-- Start of DATA FOR THIS EXERCISE --

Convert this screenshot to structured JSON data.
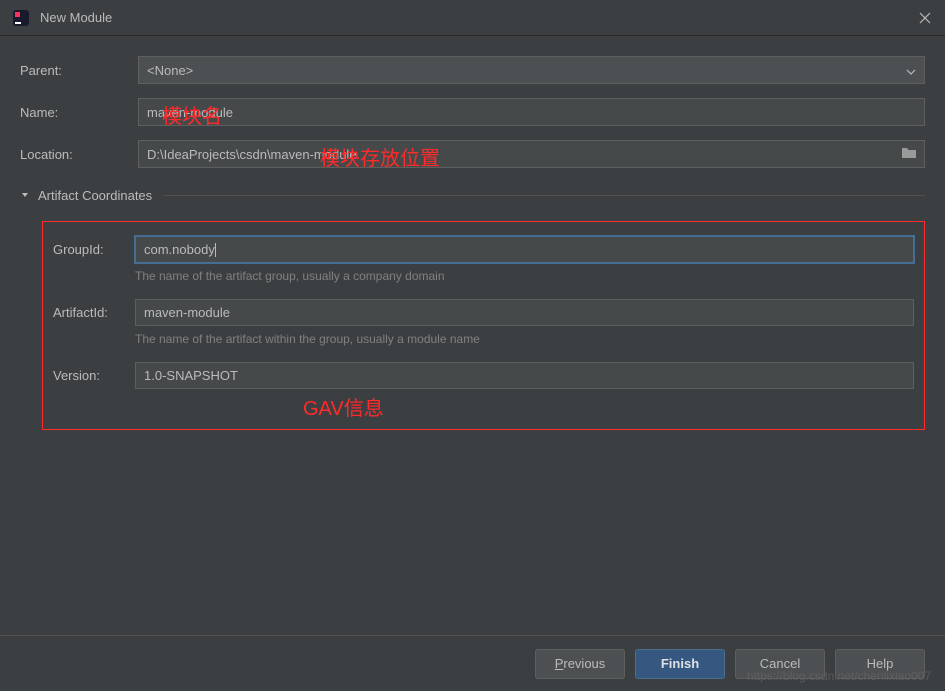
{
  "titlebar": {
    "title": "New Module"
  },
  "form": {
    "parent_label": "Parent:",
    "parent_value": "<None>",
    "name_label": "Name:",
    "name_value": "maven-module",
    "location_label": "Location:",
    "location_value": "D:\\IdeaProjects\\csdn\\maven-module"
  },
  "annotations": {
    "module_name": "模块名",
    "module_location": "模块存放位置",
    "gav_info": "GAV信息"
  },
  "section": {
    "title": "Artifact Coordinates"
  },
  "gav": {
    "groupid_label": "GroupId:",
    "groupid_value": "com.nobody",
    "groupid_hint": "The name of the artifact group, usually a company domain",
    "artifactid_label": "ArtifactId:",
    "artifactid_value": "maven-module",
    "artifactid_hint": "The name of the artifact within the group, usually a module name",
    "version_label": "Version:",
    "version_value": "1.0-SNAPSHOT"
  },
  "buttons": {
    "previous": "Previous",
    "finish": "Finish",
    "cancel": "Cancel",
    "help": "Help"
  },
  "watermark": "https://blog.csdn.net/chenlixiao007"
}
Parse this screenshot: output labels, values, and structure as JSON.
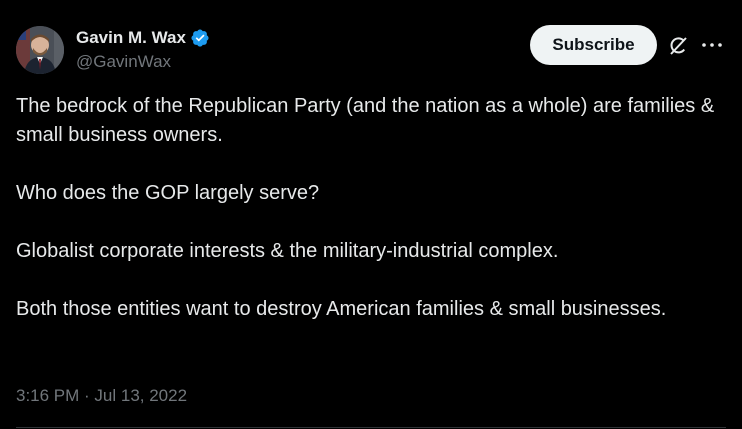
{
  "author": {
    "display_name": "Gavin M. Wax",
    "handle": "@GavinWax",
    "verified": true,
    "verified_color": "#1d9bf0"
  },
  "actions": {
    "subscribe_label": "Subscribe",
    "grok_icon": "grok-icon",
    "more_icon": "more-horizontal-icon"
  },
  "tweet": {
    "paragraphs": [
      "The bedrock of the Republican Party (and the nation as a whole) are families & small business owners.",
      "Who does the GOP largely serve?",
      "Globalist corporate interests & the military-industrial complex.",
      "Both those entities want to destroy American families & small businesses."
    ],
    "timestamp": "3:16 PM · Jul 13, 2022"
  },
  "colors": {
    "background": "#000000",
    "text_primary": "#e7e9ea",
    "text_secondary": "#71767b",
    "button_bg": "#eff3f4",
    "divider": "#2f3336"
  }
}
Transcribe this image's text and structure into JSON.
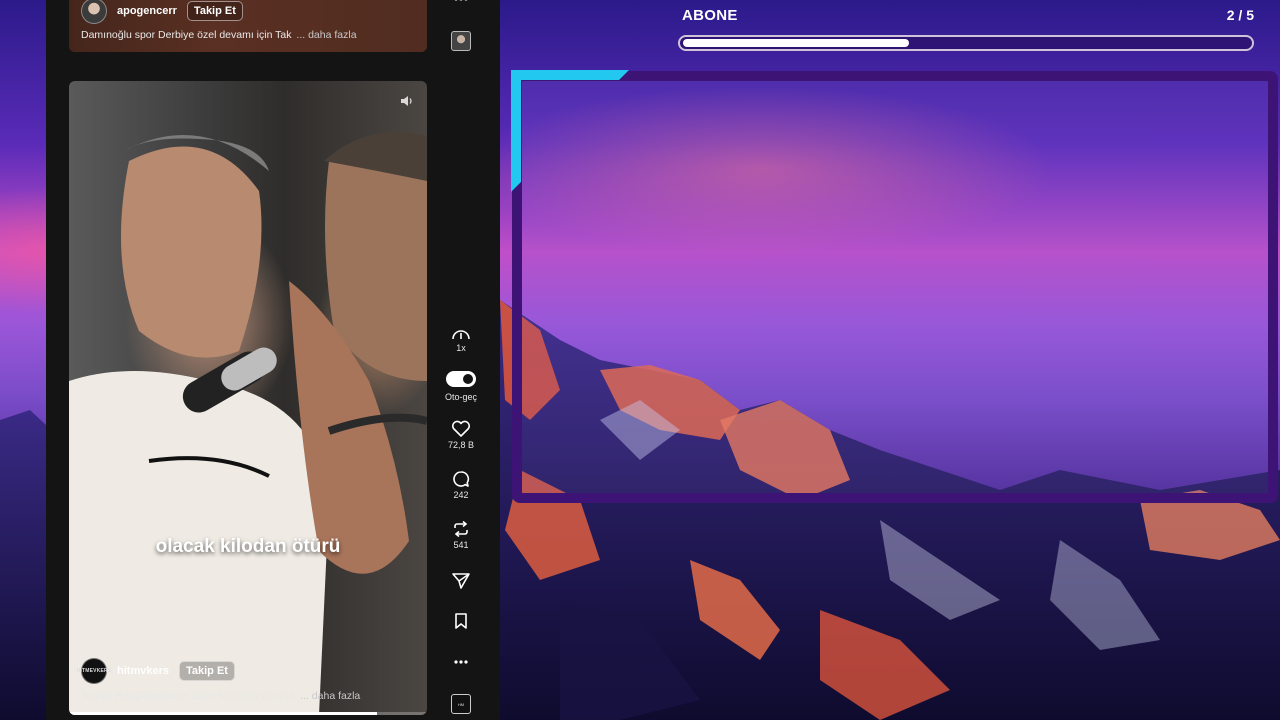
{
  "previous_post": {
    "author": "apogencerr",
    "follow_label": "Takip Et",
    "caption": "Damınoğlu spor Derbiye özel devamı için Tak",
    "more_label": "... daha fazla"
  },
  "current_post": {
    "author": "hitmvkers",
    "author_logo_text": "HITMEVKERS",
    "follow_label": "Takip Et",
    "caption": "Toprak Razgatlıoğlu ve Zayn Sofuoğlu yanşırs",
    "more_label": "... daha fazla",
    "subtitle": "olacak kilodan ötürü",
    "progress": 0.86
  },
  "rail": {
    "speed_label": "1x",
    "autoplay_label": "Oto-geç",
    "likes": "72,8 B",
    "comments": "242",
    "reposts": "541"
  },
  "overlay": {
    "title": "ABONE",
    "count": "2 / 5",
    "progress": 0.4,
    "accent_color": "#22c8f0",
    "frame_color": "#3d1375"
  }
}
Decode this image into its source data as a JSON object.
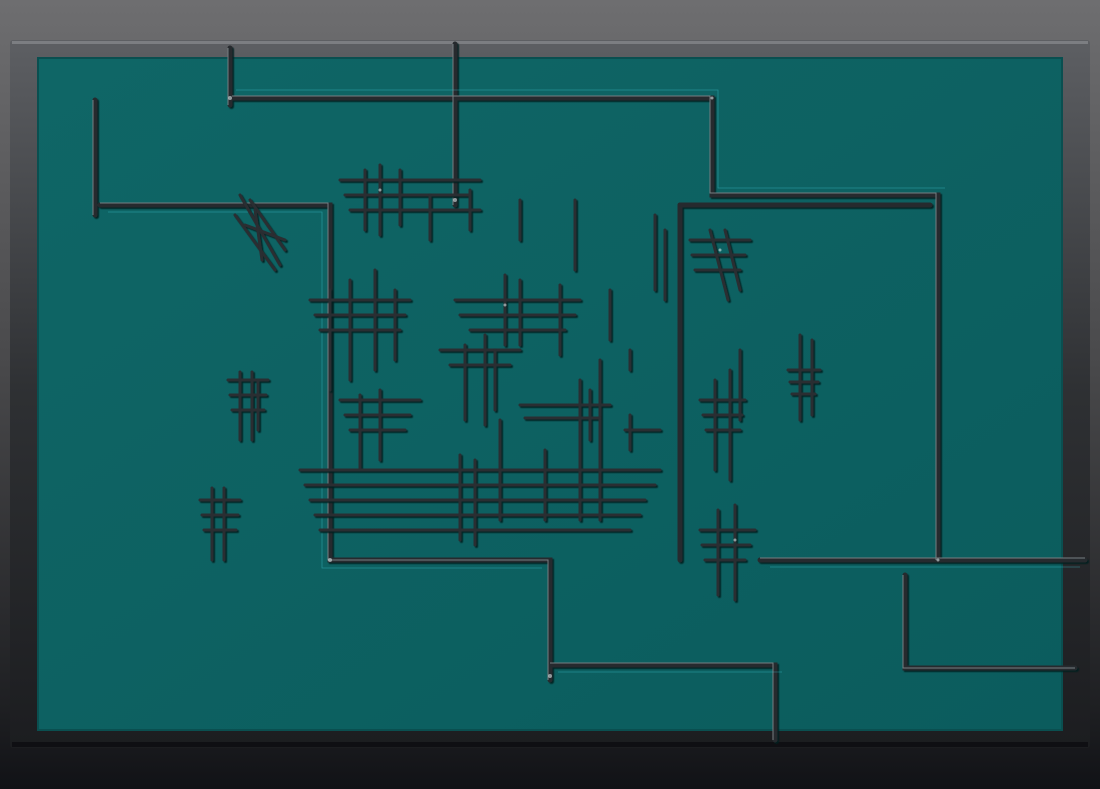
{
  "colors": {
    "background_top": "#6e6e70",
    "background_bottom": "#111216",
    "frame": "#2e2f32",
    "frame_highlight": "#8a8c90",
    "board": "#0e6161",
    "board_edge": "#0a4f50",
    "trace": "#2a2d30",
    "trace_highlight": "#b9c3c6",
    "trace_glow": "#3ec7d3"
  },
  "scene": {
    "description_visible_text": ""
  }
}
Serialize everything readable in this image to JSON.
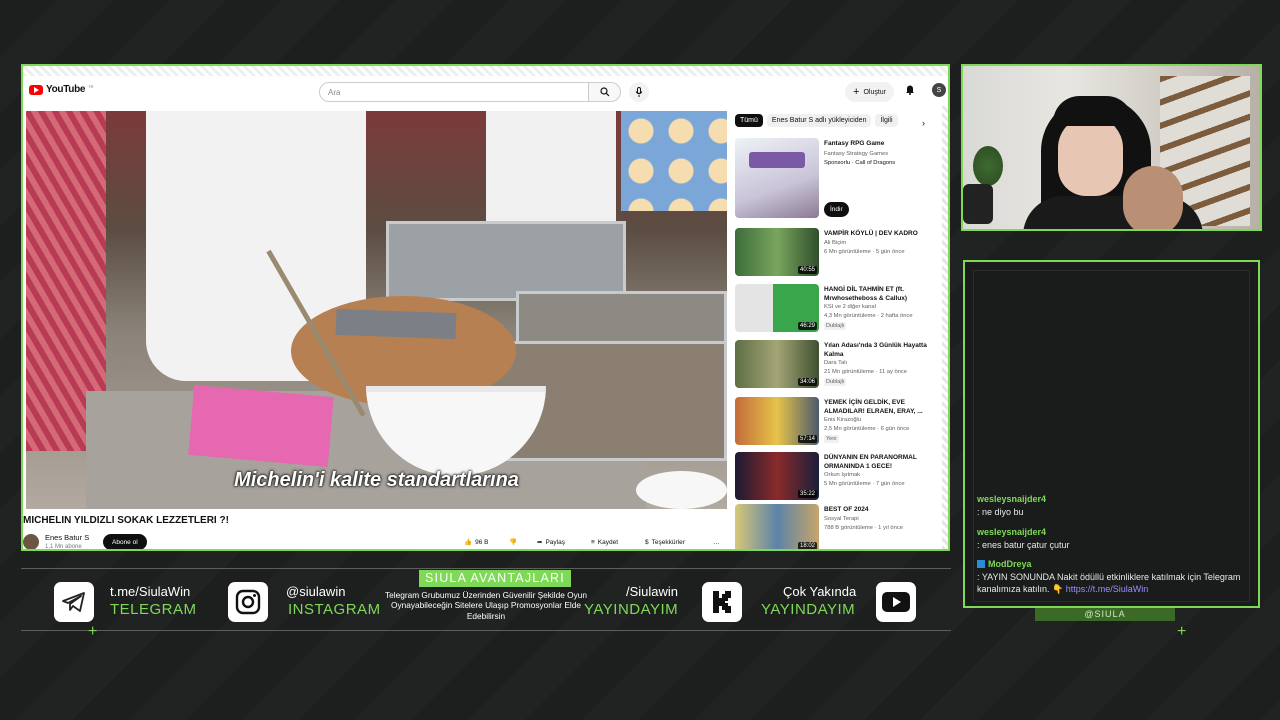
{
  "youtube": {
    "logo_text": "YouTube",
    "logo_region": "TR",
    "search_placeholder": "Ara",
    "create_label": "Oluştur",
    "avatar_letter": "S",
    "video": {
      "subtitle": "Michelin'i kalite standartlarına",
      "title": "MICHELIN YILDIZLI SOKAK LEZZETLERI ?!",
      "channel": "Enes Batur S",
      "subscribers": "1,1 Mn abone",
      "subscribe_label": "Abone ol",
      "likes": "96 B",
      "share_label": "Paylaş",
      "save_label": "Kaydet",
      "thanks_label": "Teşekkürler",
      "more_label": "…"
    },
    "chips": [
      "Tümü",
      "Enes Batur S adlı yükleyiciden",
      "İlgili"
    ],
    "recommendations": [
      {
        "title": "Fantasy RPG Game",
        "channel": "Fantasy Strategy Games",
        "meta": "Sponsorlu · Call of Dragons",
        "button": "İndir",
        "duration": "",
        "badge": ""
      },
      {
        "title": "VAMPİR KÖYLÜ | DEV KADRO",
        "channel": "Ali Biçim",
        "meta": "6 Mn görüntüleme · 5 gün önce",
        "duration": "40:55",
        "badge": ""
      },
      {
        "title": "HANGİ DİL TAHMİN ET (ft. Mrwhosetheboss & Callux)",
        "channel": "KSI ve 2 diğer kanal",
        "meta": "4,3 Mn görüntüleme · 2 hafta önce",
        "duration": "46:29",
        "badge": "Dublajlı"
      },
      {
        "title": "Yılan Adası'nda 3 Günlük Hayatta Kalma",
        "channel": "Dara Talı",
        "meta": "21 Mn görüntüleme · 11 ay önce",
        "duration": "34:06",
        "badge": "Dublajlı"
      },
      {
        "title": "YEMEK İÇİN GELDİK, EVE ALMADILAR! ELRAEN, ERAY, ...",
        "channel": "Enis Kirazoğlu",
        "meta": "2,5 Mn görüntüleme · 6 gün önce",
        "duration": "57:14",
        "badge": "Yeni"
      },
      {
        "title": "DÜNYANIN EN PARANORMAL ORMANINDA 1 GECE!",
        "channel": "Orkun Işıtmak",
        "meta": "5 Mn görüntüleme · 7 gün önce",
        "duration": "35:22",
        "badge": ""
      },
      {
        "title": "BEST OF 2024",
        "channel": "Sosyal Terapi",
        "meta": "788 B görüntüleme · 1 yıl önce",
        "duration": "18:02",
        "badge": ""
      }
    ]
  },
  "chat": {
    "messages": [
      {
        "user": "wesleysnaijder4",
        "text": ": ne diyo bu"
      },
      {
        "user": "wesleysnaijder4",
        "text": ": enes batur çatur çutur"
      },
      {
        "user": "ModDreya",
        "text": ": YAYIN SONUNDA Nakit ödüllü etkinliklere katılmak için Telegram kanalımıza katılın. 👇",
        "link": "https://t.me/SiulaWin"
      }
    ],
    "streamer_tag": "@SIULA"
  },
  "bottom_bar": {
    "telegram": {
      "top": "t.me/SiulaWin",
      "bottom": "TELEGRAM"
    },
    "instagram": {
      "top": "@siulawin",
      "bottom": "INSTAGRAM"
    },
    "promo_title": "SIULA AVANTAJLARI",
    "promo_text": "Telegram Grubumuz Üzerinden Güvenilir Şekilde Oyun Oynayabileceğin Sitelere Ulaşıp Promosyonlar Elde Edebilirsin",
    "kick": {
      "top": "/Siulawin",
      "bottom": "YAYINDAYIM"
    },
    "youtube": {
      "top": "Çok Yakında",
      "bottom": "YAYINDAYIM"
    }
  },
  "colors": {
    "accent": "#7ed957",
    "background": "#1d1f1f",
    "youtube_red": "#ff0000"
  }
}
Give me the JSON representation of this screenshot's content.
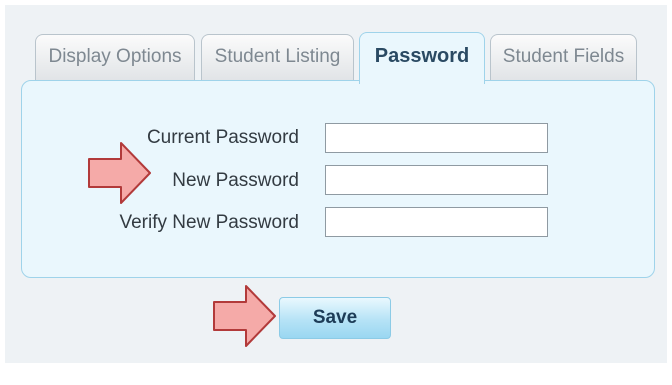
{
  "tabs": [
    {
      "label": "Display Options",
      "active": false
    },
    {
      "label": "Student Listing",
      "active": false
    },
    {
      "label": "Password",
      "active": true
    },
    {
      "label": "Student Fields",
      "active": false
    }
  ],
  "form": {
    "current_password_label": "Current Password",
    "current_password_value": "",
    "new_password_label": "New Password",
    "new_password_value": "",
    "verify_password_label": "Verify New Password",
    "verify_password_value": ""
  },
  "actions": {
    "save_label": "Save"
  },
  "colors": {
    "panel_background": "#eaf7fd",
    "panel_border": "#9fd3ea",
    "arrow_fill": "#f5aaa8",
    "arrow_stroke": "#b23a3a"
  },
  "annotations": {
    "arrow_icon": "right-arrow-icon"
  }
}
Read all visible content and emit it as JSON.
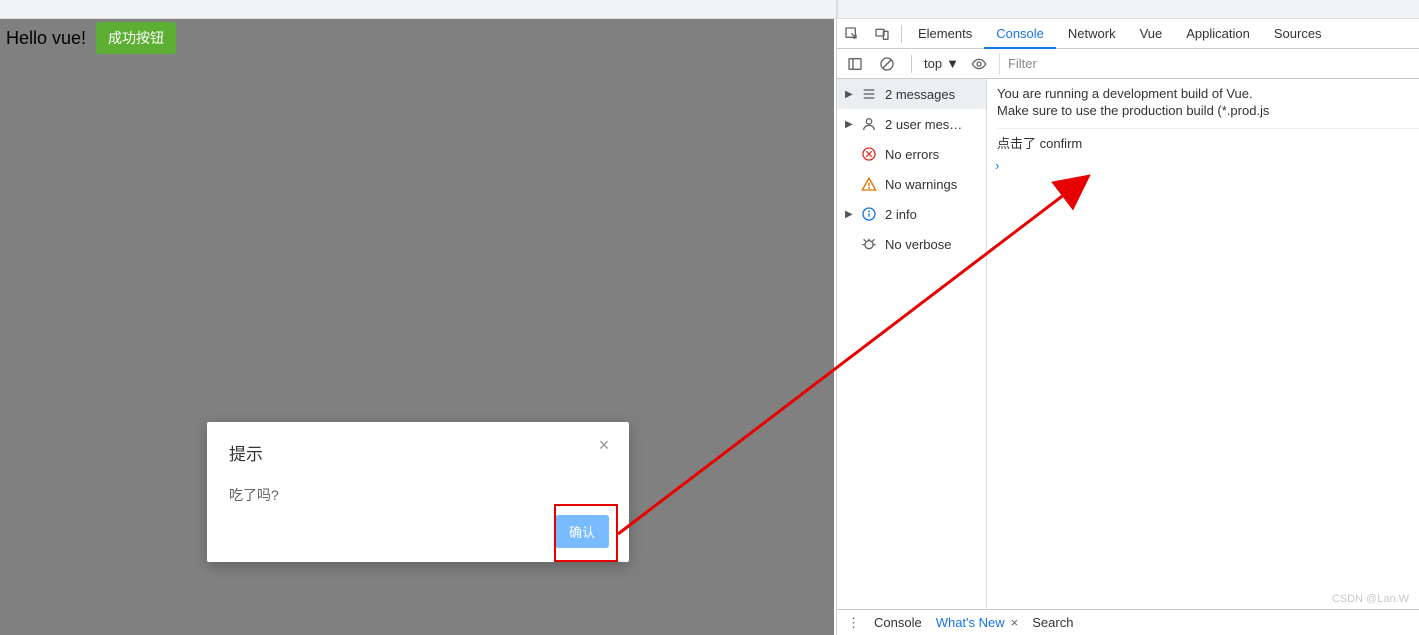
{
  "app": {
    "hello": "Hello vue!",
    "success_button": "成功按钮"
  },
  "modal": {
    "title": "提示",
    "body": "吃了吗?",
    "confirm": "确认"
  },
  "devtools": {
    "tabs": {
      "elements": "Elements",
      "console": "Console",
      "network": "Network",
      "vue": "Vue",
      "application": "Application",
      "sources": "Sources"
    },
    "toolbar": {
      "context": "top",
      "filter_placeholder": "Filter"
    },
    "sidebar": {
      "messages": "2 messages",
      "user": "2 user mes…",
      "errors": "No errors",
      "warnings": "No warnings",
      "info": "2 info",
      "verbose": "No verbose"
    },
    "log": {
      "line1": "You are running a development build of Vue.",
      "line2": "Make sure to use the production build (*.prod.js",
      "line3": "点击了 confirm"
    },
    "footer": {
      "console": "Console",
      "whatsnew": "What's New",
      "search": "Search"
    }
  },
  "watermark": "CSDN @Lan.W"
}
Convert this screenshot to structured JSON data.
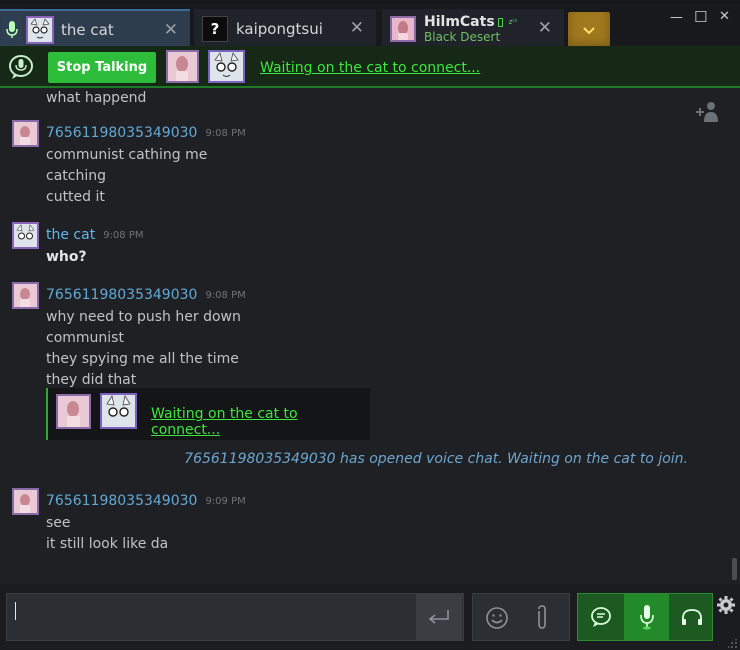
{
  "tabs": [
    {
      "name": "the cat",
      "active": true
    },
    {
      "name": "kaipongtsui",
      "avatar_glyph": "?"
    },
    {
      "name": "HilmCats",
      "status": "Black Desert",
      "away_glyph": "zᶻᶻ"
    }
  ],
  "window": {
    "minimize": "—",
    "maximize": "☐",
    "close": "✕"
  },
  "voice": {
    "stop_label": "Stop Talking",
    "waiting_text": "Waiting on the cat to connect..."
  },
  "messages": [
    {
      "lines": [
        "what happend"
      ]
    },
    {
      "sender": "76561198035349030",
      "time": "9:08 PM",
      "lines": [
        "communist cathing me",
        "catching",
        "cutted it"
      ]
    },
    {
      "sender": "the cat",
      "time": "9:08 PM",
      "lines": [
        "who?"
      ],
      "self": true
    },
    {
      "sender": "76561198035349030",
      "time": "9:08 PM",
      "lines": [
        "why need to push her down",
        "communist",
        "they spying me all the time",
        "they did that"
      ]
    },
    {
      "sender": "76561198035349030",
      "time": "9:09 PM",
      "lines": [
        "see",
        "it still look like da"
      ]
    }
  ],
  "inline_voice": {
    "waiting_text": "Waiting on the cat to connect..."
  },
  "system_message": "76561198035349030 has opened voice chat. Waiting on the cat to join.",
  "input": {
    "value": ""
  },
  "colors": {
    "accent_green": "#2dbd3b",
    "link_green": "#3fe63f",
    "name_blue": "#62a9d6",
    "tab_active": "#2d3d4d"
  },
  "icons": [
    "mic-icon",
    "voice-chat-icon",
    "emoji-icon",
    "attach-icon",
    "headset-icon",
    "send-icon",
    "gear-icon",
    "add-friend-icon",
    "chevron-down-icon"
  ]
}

-- End of DATA FOR THIS EXERCISE --

## DIRECTIVE
Among the lines of the data above, determine how many contain the word "duration". Report the number alone.

## RESPONSE
7